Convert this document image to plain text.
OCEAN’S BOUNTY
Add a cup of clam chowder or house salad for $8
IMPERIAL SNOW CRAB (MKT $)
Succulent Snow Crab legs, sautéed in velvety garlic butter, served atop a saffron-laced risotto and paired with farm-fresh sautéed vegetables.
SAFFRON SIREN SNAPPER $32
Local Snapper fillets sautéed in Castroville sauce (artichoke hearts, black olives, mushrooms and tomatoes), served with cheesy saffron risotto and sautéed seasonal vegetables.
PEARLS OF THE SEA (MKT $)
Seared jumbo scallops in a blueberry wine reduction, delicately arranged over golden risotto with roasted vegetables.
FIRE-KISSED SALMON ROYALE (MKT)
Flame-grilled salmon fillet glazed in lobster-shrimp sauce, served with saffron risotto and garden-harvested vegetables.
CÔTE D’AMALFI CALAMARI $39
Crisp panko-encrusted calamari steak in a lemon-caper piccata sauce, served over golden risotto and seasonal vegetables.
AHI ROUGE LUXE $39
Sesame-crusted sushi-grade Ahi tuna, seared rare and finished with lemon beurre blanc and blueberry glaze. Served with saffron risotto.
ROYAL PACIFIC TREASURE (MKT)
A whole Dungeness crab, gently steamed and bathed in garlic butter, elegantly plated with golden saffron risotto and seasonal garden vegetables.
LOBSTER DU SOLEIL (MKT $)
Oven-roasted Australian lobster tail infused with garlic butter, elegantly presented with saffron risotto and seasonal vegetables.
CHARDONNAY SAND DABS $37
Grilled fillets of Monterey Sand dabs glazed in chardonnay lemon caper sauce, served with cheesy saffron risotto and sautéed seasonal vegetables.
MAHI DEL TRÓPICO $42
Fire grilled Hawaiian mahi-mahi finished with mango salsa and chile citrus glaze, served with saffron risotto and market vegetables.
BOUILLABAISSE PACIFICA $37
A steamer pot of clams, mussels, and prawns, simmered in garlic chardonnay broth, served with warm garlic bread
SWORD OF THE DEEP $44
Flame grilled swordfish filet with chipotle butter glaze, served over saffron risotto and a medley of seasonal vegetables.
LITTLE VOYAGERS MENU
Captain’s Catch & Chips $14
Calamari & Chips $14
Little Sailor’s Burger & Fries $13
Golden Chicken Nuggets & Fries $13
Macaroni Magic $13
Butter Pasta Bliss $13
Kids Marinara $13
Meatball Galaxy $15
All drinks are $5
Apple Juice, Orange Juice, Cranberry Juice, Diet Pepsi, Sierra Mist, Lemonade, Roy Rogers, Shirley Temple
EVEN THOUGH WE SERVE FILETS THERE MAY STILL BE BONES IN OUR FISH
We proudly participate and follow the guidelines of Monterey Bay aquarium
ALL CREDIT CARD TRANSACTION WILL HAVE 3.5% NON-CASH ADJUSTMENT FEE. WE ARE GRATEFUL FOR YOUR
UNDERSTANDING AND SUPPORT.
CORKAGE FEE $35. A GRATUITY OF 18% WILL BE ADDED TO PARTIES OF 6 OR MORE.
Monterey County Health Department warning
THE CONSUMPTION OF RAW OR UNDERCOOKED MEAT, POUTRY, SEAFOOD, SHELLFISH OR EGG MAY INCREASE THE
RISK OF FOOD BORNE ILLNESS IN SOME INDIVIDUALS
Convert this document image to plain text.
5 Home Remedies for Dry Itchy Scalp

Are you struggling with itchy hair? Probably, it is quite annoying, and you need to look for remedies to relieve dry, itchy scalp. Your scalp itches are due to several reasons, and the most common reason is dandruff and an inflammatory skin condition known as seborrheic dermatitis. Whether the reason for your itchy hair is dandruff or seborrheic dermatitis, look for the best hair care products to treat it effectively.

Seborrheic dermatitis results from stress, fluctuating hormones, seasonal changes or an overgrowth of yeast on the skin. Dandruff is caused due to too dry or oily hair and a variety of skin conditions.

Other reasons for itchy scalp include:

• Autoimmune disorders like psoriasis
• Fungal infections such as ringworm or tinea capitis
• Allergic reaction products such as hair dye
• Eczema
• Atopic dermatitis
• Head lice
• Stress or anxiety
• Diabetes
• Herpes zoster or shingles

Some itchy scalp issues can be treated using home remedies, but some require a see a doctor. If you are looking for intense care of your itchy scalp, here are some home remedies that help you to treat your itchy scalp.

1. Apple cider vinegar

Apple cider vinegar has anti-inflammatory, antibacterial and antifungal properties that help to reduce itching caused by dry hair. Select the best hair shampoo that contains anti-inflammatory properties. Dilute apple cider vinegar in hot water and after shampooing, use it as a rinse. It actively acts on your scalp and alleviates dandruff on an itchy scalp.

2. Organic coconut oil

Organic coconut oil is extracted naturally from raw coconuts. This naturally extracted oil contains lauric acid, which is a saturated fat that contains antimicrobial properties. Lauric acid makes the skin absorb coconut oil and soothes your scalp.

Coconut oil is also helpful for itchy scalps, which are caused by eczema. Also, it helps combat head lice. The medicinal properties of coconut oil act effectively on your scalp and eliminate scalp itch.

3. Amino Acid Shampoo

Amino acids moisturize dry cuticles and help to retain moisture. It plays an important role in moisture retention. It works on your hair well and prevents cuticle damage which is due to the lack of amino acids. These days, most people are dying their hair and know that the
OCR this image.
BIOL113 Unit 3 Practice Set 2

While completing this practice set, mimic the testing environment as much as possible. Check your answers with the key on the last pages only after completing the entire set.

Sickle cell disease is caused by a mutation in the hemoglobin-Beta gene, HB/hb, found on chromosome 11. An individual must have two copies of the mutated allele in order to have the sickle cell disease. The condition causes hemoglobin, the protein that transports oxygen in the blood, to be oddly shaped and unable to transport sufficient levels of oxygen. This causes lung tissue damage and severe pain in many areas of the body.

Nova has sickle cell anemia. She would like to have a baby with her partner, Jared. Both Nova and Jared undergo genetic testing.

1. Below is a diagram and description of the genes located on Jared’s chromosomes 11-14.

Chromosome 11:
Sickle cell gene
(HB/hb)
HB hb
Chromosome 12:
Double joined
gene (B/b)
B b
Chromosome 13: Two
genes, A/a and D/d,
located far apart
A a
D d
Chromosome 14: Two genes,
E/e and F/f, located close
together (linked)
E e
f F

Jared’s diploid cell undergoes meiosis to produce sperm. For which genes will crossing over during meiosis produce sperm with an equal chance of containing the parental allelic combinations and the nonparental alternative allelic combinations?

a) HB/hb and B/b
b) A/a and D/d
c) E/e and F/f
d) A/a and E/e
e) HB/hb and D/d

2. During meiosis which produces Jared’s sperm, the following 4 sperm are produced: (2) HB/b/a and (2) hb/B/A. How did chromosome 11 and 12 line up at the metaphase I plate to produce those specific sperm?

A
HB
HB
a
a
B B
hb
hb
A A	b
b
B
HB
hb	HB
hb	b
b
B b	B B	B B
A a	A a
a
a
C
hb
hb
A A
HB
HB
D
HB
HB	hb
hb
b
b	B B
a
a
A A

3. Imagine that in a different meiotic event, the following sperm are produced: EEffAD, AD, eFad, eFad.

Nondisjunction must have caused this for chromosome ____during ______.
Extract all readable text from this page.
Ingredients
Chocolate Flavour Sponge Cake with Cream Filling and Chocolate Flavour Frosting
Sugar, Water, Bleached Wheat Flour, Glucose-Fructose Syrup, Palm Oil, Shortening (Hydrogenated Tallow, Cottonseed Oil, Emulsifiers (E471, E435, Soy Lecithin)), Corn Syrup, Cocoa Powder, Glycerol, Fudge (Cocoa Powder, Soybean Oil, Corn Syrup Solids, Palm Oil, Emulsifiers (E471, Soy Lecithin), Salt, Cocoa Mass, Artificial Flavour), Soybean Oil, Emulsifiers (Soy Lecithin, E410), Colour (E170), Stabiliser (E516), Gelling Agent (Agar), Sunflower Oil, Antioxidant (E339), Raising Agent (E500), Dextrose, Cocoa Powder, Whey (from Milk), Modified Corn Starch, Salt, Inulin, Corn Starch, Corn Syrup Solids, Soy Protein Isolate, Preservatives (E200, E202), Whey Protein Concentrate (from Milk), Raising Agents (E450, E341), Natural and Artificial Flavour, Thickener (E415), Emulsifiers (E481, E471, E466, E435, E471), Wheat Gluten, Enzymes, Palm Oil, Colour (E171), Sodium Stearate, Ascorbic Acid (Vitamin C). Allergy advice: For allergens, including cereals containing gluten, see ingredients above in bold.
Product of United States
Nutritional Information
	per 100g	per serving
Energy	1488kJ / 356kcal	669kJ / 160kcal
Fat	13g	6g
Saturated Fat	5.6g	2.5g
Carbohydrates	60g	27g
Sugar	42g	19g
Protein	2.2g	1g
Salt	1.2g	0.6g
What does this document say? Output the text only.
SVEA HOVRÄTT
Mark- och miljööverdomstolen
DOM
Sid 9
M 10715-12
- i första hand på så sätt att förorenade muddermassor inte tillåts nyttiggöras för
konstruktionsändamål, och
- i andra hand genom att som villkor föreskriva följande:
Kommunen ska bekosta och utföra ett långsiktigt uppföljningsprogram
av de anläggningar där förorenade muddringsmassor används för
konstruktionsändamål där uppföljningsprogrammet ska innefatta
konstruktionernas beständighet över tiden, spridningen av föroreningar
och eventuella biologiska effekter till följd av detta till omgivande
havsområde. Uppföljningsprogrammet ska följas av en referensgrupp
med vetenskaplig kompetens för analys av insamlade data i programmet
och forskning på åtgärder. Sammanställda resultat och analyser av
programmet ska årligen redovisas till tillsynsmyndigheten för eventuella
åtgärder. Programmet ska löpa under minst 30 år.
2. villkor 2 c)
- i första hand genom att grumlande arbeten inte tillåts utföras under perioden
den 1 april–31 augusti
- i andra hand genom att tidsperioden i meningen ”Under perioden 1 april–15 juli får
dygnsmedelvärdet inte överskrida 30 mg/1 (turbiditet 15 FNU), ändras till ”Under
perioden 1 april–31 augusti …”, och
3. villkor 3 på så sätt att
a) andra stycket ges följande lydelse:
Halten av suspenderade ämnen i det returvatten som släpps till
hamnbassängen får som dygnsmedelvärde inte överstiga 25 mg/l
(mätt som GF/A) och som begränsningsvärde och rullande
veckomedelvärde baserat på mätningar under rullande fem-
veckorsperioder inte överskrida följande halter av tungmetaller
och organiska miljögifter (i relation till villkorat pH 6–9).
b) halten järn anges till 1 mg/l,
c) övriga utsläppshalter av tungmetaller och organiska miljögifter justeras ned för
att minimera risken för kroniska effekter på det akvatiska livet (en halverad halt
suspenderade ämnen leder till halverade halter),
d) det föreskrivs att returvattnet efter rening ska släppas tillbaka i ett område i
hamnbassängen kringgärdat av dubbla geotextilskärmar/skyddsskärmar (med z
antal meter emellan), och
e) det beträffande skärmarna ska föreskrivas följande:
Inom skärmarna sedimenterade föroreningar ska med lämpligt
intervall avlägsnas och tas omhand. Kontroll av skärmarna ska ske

■ **Work item**
Look through the material above. Copy each line where the word "konstruktionsändamål" appears.

■ **Solution**
konstruktionsändamål, och
konstruktionsändamål där uppföljningsprogrammet ska innefatta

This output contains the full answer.